=== Records supplied ===
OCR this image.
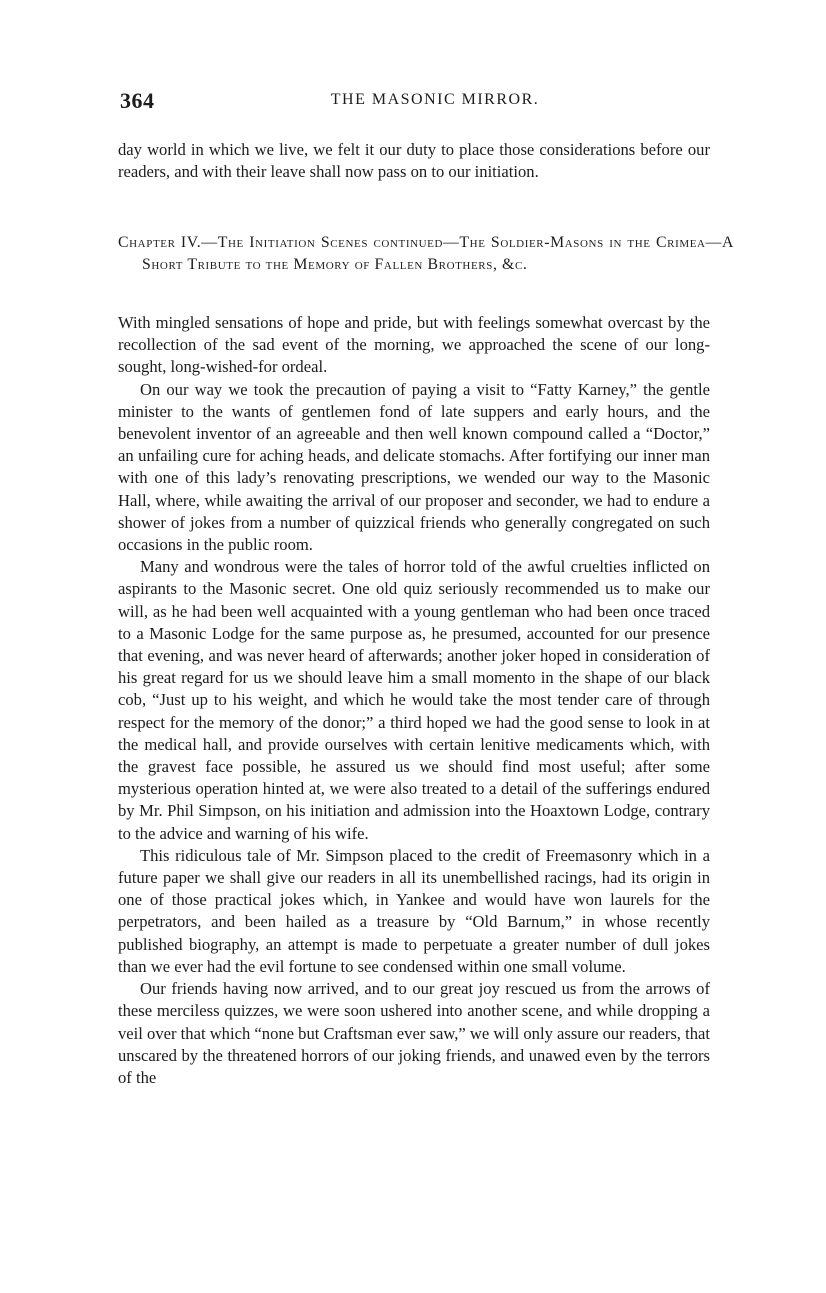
364	THE MASONIC MIRROR.

day world in which we live, we felt it our duty to place those considerations before our readers, and with their leave shall now pass on to our initiation.

Chapter IV.—The Initiation Scenes continued—The Soldier-Masons in the Crimea—A Short Tribute to the Memory of Fallen Brothers, &c.

With mingled sensations of hope and pride, but with feelings somewhat overcast by the recollection of the sad event of the morning, we approached the scene of our long-sought, long-wished-for ordeal.

On our way we took the precaution of paying a visit to “Fatty Karney,” the gentle minister to the wants of gentlemen fond of late suppers and early hours, and the benevolent inventor of an agreeable and then well known compound called a “Doctor,” an unfailing cure for aching heads, and delicate stomachs. After fortifying our inner man with one of this lady’s renovating prescriptions, we wended our way to the Masonic Hall, where, while awaiting the arrival of our proposer and seconder, we had to endure a shower of jokes from a number of quizzical friends who generally congregated on such occasions in the public room.

Many and wondrous were the tales of horror told of the awful cruelties inflicted on aspirants to the Masonic secret. One old quiz seriously recommended us to make our will, as he had been well acquainted with a young gentleman who had been once traced to a Masonic Lodge for the same purpose as, he presumed, accounted for our presence that evening, and was never heard of afterwards; another joker hoped in consideration of his great regard for us we should leave him a small momento in the shape of our black cob, “Just up to his weight, and which he would take the most tender care of through respect for the memory of the donor;” a third hoped we had the good sense to look in at the medical hall, and provide ourselves with certain lenitive medicaments which, with the gravest face possible, he assured us we should find most useful; after some mysterious operation hinted at, we were also treated to a detail of the sufferings endured by Mr. Phil Simpson, on his initiation and admission into the Hoaxtown Lodge, contrary to the advice and warning of his wife.

This ridiculous tale of Mr. Simpson placed to the credit of Freemasonry which in a future paper we shall give our readers in all its unembellished racings, had its origin in one of those practical jokes which, in Yankee and would have won laurels for the perpetrators, and been hailed as a treasure by “Old Barnum,” in whose recently published biography, an attempt is made to perpetuate a greater number of dull jokes than we ever had the evil fortune to see condensed within one small volume.

Our friends having now arrived, and to our great joy rescued us from the arrows of these merciless quizzes, we were soon ushered into another scene, and while dropping a veil over that which “none but Craftsman ever saw,” we will only assure our readers, that unscared by the threatened horrors of our joking friends, and unawed even by the terrors of the
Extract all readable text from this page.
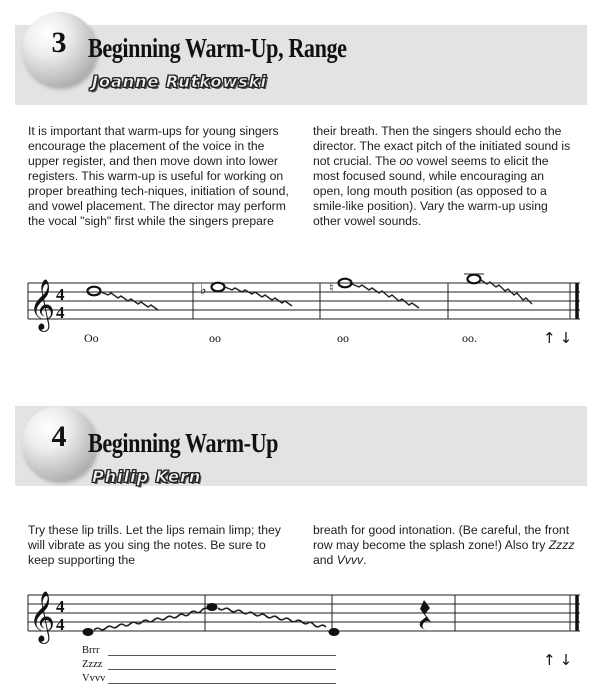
3 Beginning Warm-Up, Range
Joanne Rutkowski

It is important that warm-ups for young singers encourage the placement of the voice in the upper register, and then move down into lower registers. This warm-up is useful for working on proper breathing tech-niques, initiation of sound, and vowel placement. The director may perform the vocal "sigh" first while the singers prepare

their breath. Then the singers should echo the director. The exact pitch of the initiated sound is not crucial. The oo vowel seems to elicit the most focused sound, while encouraging an open, long mouth position (as opposed to a smile-like position). Vary the warm-up using other vowel sounds.

𝄞 4
4
♭	♮
Oo	oo	oo	oo.	↑↓
4 Beginning Warm-Up
Philip Kern

Try these lip trills. Let the lips remain limp; they will vibrate as you sing the notes. Be sure to keep supporting the

breath for good intonation. (Be careful, the front row may become the splash zone!) Also try Zzzz and Vvvv.

𝄞 4
4
Brrr
Zzzz
Vvvv
↑↓
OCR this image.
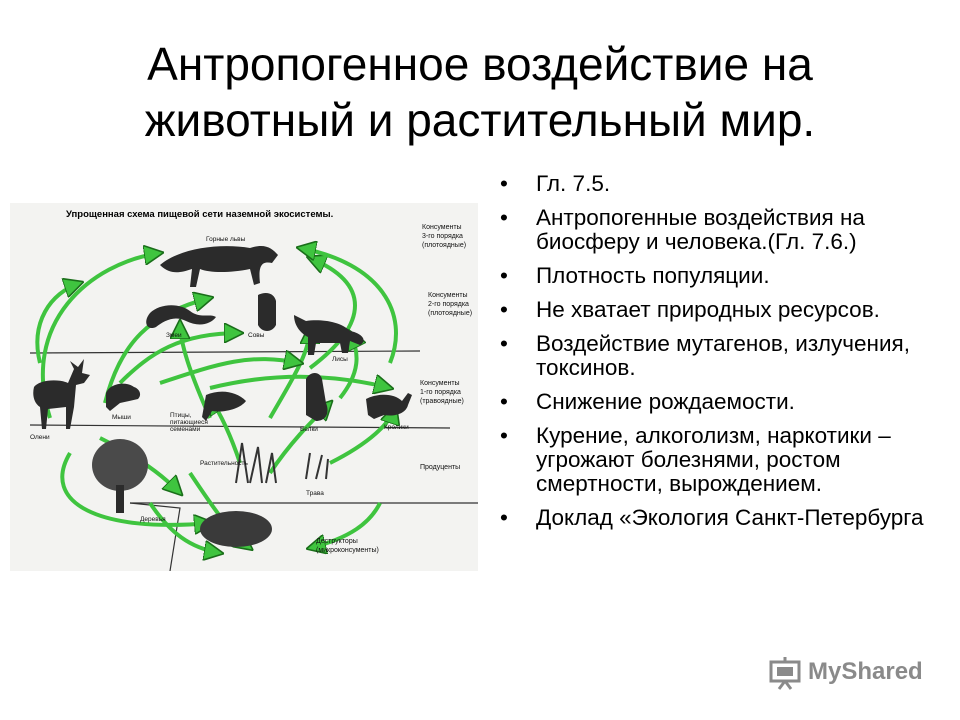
Антропогенное воздействие на животный и растительный мир.
Упрощенная схема пищевой сети наземной экосистемы.
Консументы
3-го порядка
(плотоядные)
Консументы
2-го порядка
(плотоядные)
Консументы
1-го порядка
(травоядные)
Продуценты
Деструкторы
(микроконсументы)
Горные львы
Змеи	Совы
Лисы
Олени
Мыши	Птицы,
питающиеся
семенами	Белки	Кролики
Растительность
Трава
Деревья
• Гл. 7.5.
• Антропогенные воздействия на биосферу и человека.(Гл. 7.6.)
• Плотность популяции.
• Не хватает природных ресурсов.
• Воздействие мутагенов, излучения, токсинов.
• Снижение рождаемости.
• Курение, алкоголизм, наркотики – угрожают болезнями, ростом смертности, вырождением.
• Доклад «Экология Санкт-Петербурга
MyShared
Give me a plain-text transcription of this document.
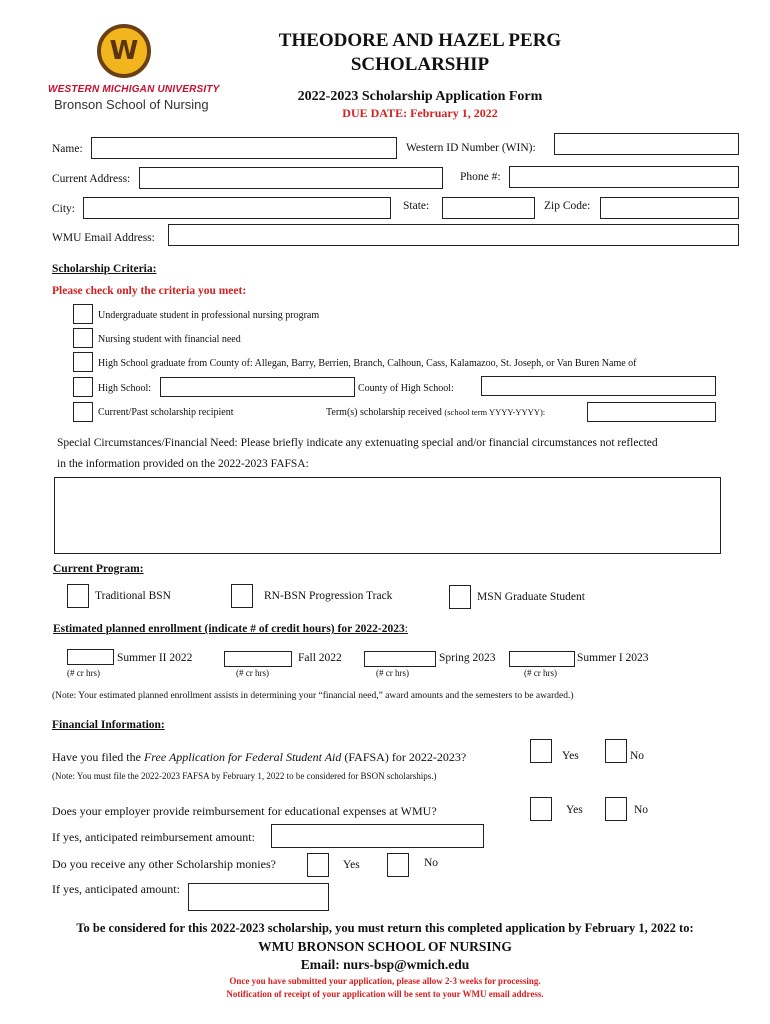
W
WESTERN MICHIGAN UNIVERSITY
Bronson School of Nursing
THEODORE AND HAZEL PERG
SCHOLARSHIP
2022-2023 Scholarship Application Form
DUE DATE: February 1, 2022
Name:	Western ID Number (WIN):
Current Address:	Phone #:
City:	State:	Zip Code:
WMU Email Address:
Scholarship Criteria:
Please check only the criteria you meet:
Undergraduate student in professional nursing program
Nursing student with financial need
High School graduate from County of: Allegan, Barry, Berrien, Branch, Calhoun, Cass, Kalamazoo, St. Joseph, or Van Buren Name of
High School:	County of High School:
Current/Past scholarship recipient	Term(s) scholarship received (school term YYYY-YYYY):
Special Circumstances/Financial Need: Please briefly indicate any extenuating special and/or financial circumstances not reflected
in the information provided on the 2022-2023 FAFSA:
Current Program:
Traditional BSN	RN-BSN Progression Track	MSN Graduate Student
Estimated planned enrollment (indicate # of credit hours) for 2022-2023:
Summer II 2022
(# cr hrs)
Fall 2022
(# cr hrs)
Spring 2023
(# cr hrs)
Summer I 2023
(# cr hrs)
(Note: Your estimated planned enrollment assists in determining your “financial need,” award amounts and the semesters to be awarded.)
Financial Information:
Have you filed the Free Application for Federal Student Aid (FAFSA) for 2022-2023?	Yes	No
(Note: You must file the 2022-2023 FAFSA by February 1, 2022 to be considered for BSON scholarships.)
Does your employer provide reimbursement for educational expenses at WMU?	Yes	No
If yes, anticipated reimbursement amount:
Do you receive any other Scholarship monies?	Yes	No
If yes, anticipated amount:
To be considered for this 2022-2023 scholarship, you must return this completed application by February 1, 2022 to:
WMU BRONSON SCHOOL OF NURSING
Email: nurs-bsp@wmich.edu
Once you have submitted your application, please allow 2-3 weeks for processing.
Notification of receipt of your application will be sent to your WMU email address.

=== Stated exercise ===
Copy out all the data without changing anything, and drop the pictures.

=== Written answer ===
OCR this image.
364	THE MASONIC MIRROR.

day world in which we live, we felt it our duty to place those considerations before our readers, and with their leave shall now pass on to our initiation.

Chapter IV.—The Initiation Scenes continued—The Soldier-Masons in the Crimea—A Short Tribute to the Memory of Fallen Brothers, &c.

With mingled sensations of hope and pride, but with feelings somewhat overcast by the recollection of the sad event of the morning, we approached the scene of our long-sought, long-wished-for ordeal.

On our way we took the precaution of paying a visit to “Fatty Karney,” the gentle minister to the wants of gentlemen fond of late suppers and early hours, and the benevolent inventor of an agreeable and then well known compound called a “Doctor,” an unfailing cure for aching heads, and delicate stomachs. After fortifying our inner man with one of this lady’s renovating prescriptions, we wended our way to the Masonic Hall, where, while awaiting the arrival of our proposer and seconder, we had to endure a shower of jokes from a number of quizzical friends who generally congregated on such occasions in the public room.

Many and wondrous were the tales of horror told of the awful cruelties inflicted on aspirants to the Masonic secret. One old quiz seriously recommended us to make our will, as he had been well acquainted with a young gentleman who had been once traced to a Masonic Lodge for the same purpose as, he presumed, accounted for our presence that evening, and was never heard of afterwards; another joker hoped in consideration of his great regard for us we should leave him a small momento in the shape of our black cob, “Just up to his weight, and which he would take the most tender care of through respect for the memory of the donor;” a third hoped we had the good sense to look in at the medical hall, and provide ourselves with certain lenitive medicaments which, with the gravest face possible, he assured us we should find most useful; after some mysterious operation hinted at, we were also treated to a detail of the sufferings endured by Mr. Phil Simpson, on his initiation and admission into the Hoaxtown Lodge, contrary to the advice and warning of his wife.

This ridiculous tale of Mr. Simpson placed to the credit of Freemasonry which in a future paper we shall give our readers in all its unembellished racings, had its origin in one of those practical jokes which, in Yankee and would have won laurels for the perpetrators, and been hailed as a treasure by “Old Barnum,” in whose recently published biography, an attempt is made to perpetuate a greater number of dull jokes than we ever had the evil fortune to see condensed within one small volume.

Our friends having now arrived, and to our great joy rescued us from the arrows of these merciless quizzes, we were soon ushered into another scene, and while dropping a veil over that which “none but Craftsman ever saw,” we will only assure our readers, that unscared by the threatened horrors of our joking friends, and unawed even by the terrors of the
Extract all readable text from this page.
3 Beginning Warm-Up, Range
Joanne Rutkowski

It is important that warm-ups for young singers encourage the placement of the voice in the upper register, and then move down into lower registers. This warm-up is useful for working on proper breathing tech-niques, initiation of sound, and vowel placement. The director may perform the vocal "sigh" first while the singers prepare

their breath. Then the singers should echo the director. The exact pitch of the initiated sound is not crucial. The oo vowel seems to elicit the most focused sound, while encouraging an open, long mouth position (as opposed to a smile-like position). Vary the warm-up using other vowel sounds.

𝄞 4
4
♭	♮
Oo	oo	oo	oo.	↑↓
4 Beginning Warm-Up
Philip Kern

Try these lip trills. Let the lips remain limp; they will vibrate as you sing the notes. Be sure to keep supporting the

breath for good intonation. (Be careful, the front row may become the splash zone!) Also try Zzzz and Vvvv.

𝄞 4
4
Brrr
Zzzz
Vvvv
↑↓
OCR this image.
Антропогенное воздействие на животный и растительный мир.
Упрощенная схема пищевой сети наземной экосистемы.
Консументы
3-го порядка
(плотоядные)
Консументы
2-го порядка
(плотоядные)
Консументы
1-го порядка
(травоядные)
Продуценты
Деструкторы
(микроконсументы)
Горные львы
Змеи	Совы
Лисы
Олени
Мыши	Птицы,
питающиеся
семенами	Белки	Кролики
Растительность
Трава
Деревья
• Гл. 7.5.
• Антропогенные воздействия на биосферу и человека.(Гл. 7.6.)
• Плотность популяции.
• Не хватает природных ресурсов.
• Воздействие мутагенов, излучения, токсинов.
• Снижение рождаемости.
• Курение, алкоголизм, наркотики – угрожают болезнями, ростом смертности, вырождением.
• Доклад «Экология Санкт-Петербурга
MyShared
Give me a plain-text transcription of this document.
W
WESTERN MICHIGAN UNIVERSITY
Bronson School of Nursing
THEODORE AND HAZEL PERG
SCHOLARSHIP
2022-2023 Scholarship Application Form
DUE DATE: February 1, 2022
Name:	Western ID Number (WIN):
Current Address:	Phone #:
City:	State:	Zip Code:
WMU Email Address:
Scholarship Criteria:
Please check only the criteria you meet:
Undergraduate student in professional nursing program
Nursing student with financial need
High School graduate from County of: Allegan, Barry, Berrien, Branch, Calhoun, Cass, Kalamazoo, St. Joseph, or Van Buren Name of
High School:	County of High School:
Current/Past scholarship recipient	Term(s) scholarship received (school term YYYY-YYYY):
Special Circumstances/Financial Need: Please briefly indicate any extenuating special and/or financial circumstances not reflected
in the information provided on the 2022-2023 FAFSA:
Current Program:
Traditional BSN	RN-BSN Progression Track	MSN Graduate Student
Estimated planned enrollment (indicate # of credit hours) for 2022-2023:
Summer II 2022
(# cr hrs)
Fall 2022
(# cr hrs)
Spring 2023
(# cr hrs)
Summer I 2023
(# cr hrs)
(Note: Your estimated planned enrollment assists in determining your “financial need,” award amounts and the semesters to be awarded.)
Financial Information:
Have you filed the Free Application for Federal Student Aid (FAFSA) for 2022-2023?	Yes	No
(Note: You must file the 2022-2023 FAFSA by February 1, 2022 to be considered for BSON scholarships.)
Does your employer provide reimbursement for educational expenses at WMU?	Yes	No
If yes, anticipated reimbursement amount:
Do you receive any other Scholarship monies?	Yes	No
If yes, anticipated amount:
To be considered for this 2022-2023 scholarship, you must return this completed application by February 1, 2022 to:
WMU BRONSON SCHOOL OF NURSING
Email: nurs-bsp@wmich.edu
Once you have submitted your application, please allow 2-3 weeks for processing.
Notification of receipt of your application will be sent to your WMU email address.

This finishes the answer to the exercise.